(Recorded data)
--- --- ---

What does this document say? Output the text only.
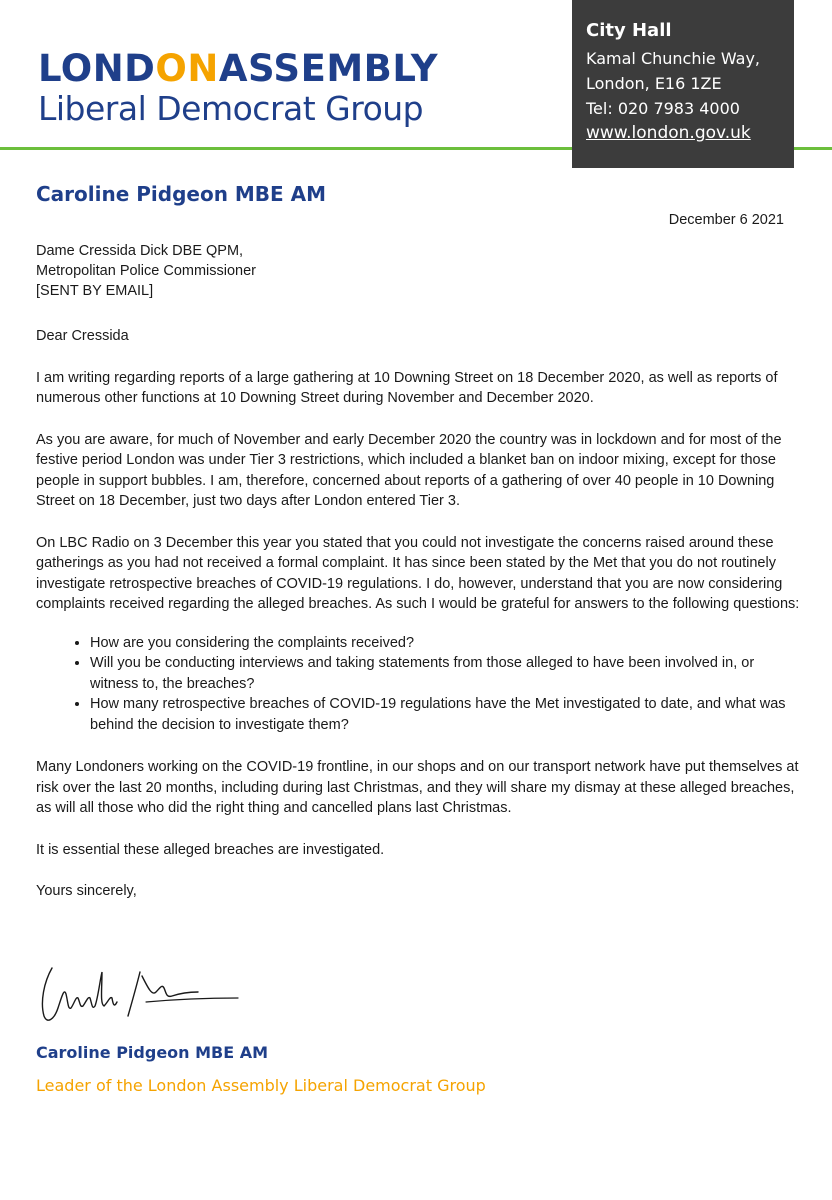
LONDONASSEMBLY
Liberal Democrat Group
City Hall
Kamal Chunchie Way,
London, E16 1ZE
Tel: 020 7983 4000
www.london.gov.uk
Caroline Pidgeon MBE AM
December 6 2021
Dame Cressida Dick DBE QPM,
Metropolitan Police Commissioner
[SENT BY EMAIL]

Dear Cressida

I am writing regarding reports of a large gathering at 10 Downing Street on 18 December 2020, as well as reports of numerous other functions at 10 Downing Street during November and December 2020.

As you are aware, for much of November and early December 2020 the country was in lockdown and for most of the festive period London was under Tier 3 restrictions, which included a blanket ban on indoor mixing, except for those people in support bubbles. I am, therefore, concerned about reports of a gathering of over 40 people in 10 Downing Street on 18 December, just two days after London entered Tier 3.

On LBC Radio on 3 December this year you stated that you could not investigate the concerns raised around these gatherings as you had not received a formal complaint. It has since been stated by the Met that you do not routinely investigate retrospective breaches of COVID-19 regulations. I do, however, understand that you are now considering complaints received regarding the alleged breaches. As such I would be grateful for answers to the following questions:

• How are you considering the complaints received?
• Will you be conducting interviews and taking statements from those alleged to have been involved in, or witness to, the breaches?
• How many retrospective breaches of COVID-19 regulations have the Met investigated to date, and what was behind the decision to investigate them?

Many Londoners working on the COVID-19 frontline, in our shops and on our transport network have put themselves at risk over the last 20 months, including during last Christmas, and they will share my dismay at these alleged breaches, as will all those who did the right thing and cancelled plans last Christmas.

It is essential these alleged breaches are investigated.

Yours sincerely,

Caroline Pidgeon MBE AM
Leader of the London Assembly Liberal Democrat Group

--- --- ---

WRITTEN INSTRUCTION: Repeat the entries exactly. Pictures are excluded from the copy.

ANSWER IN FULL:
What does this document say? Output the text only.
LONDONASSEMBLY
Liberal Democrat Group
City Hall
Kamal Chunchie Way,
London, E16 1ZE
Tel: 020 7983 4000
www.london.gov.uk
Caroline Pidgeon MBE AM
December 6 2021
Dame Cressida Dick DBE QPM,
Metropolitan Police Commissioner
[SENT BY EMAIL]

Dear Cressida

I am writing regarding reports of a large gathering at 10 Downing Street on 18 December 2020, as well as reports of numerous other functions at 10 Downing Street during November and December 2020.

As you are aware, for much of November and early December 2020 the country was in lockdown and for most of the festive period London was under Tier 3 restrictions, which included a blanket ban on indoor mixing, except for those people in support bubbles. I am, therefore, concerned about reports of a gathering of over 40 people in 10 Downing Street on 18 December, just two days after London entered Tier 3.

On LBC Radio on 3 December this year you stated that you could not investigate the concerns raised around these gatherings as you had not received a formal complaint. It has since been stated by the Met that you do not routinely investigate retrospective breaches of COVID-19 regulations. I do, however, understand that you are now considering complaints received regarding the alleged breaches. As such I would be grateful for answers to the following questions:

• How are you considering the complaints received?
• Will you be conducting interviews and taking statements from those alleged to have been involved in, or witness to, the breaches?
• How many retrospective breaches of COVID-19 regulations have the Met investigated to date, and what was behind the decision to investigate them?

Many Londoners working on the COVID-19 frontline, in our shops and on our transport network have put themselves at risk over the last 20 months, including during last Christmas, and they will share my dismay at these alleged breaches, as will all those who did the right thing and cancelled plans last Christmas.

It is essential these alleged breaches are investigated.

Yours sincerely,

Caroline Pidgeon MBE AM
Leader of the London Assembly Liberal Democrat Group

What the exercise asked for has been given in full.